→ **Short problem**:
Lines containing the word "fixed" are to be located and copied.

(Data entries)
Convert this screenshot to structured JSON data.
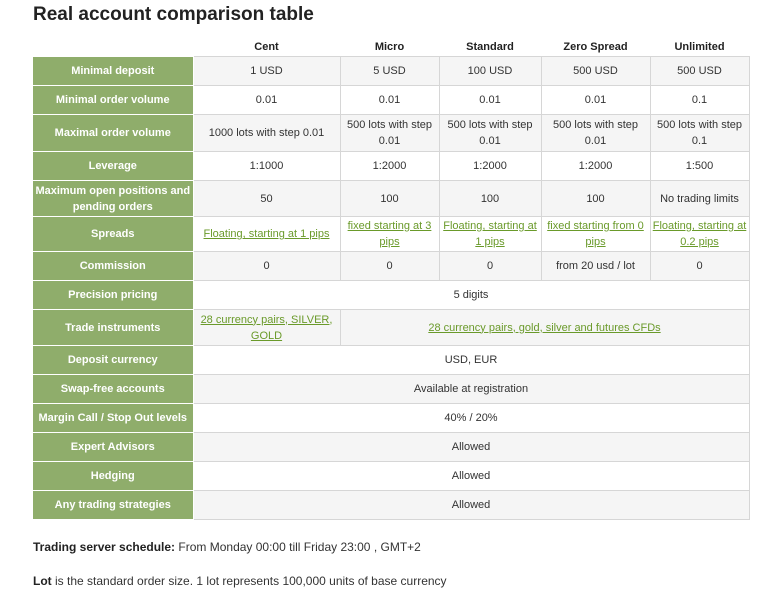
{
  "title": "Real account comparison table",
  "columns": [
    "Cent",
    "Micro",
    "Standard",
    "Zero Spread",
    "Unlimited"
  ],
  "rows": {
    "minimal_deposit": {
      "label": "Minimal deposit",
      "values": [
        "1 USD",
        "5 USD",
        "100 USD",
        "500 USD",
        "500 USD"
      ]
    },
    "minimal_order_volume": {
      "label": "Minimal order volume",
      "values": [
        "0.01",
        "0.01",
        "0.01",
        "0.01",
        "0.1"
      ]
    },
    "maximal_order_volume": {
      "label": "Maximal order volume",
      "values": [
        "1000 lots with step 0.01",
        "500 lots with step 0.01",
        "500 lots with step 0.01",
        "500 lots with step 0.01",
        "500 lots with step 0.1"
      ]
    },
    "leverage": {
      "label": "Leverage",
      "values": [
        "1:1000",
        "1:2000",
        "1:2000",
        "1:2000",
        "1:500"
      ]
    },
    "max_positions": {
      "label": "Maximum open positions and pending orders",
      "values": [
        "50",
        "100",
        "100",
        "100",
        "No trading limits"
      ]
    },
    "spreads": {
      "label": "Spreads",
      "values": [
        "Floating, starting at 1 pips",
        "fixed starting at 3 pips",
        "Floating, starting at 1 pips",
        "fixed starting from 0 pips",
        "Floating, starting at 0.2 pips"
      ]
    },
    "commission": {
      "label": "Commission",
      "values": [
        "0",
        "0",
        "0",
        "from 20 usd / lot",
        "0"
      ]
    },
    "precision_pricing": {
      "label": "Precision pricing",
      "value": "5 digits"
    },
    "trade_instruments": {
      "label": "Trade instruments",
      "cent": "28 currency pairs, SILVER, GOLD",
      "others": "28 currency pairs, gold, silver and futures CFDs"
    },
    "deposit_currency": {
      "label": "Deposit currency",
      "value": "USD, EUR"
    },
    "swap_free": {
      "label": "Swap-free accounts",
      "value": "Available at registration"
    },
    "margin_call": {
      "label": "Margin Call / Stop Out levels",
      "value": "40% / 20%"
    },
    "expert_advisors": {
      "label": "Expert Advisors",
      "value": "Allowed"
    },
    "hedging": {
      "label": "Hedging",
      "value": "Allowed"
    },
    "any_strategies": {
      "label": "Any trading strategies",
      "value": "Allowed"
    }
  },
  "notes": {
    "schedule_label": "Trading server schedule:",
    "schedule_text": " From Monday 00:00  till Friday 23:00 , GMT+2",
    "lot_label": "Lot",
    "lot_text": " is the standard order size. 1 lot represents 100,000 units of base currency"
  },
  "colors": {
    "row_label_bg": "#8fad6b",
    "link": "#6a9a2a",
    "stripe": "#f5f5f5"
  }
}
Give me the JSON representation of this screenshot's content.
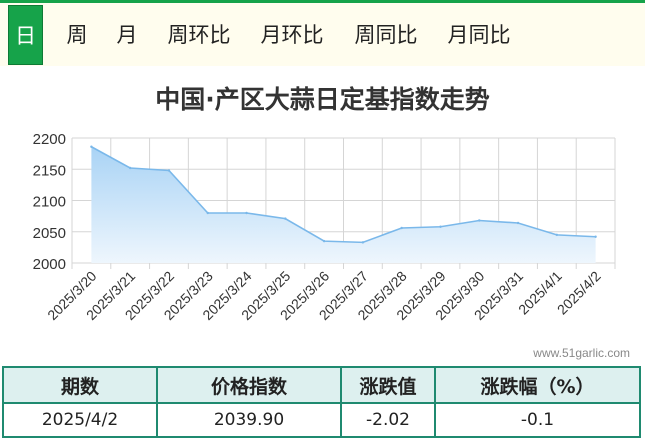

→ **Answer for the task**:
        "fixed starting at 3 pips",
        "fixed starting from 0 pips",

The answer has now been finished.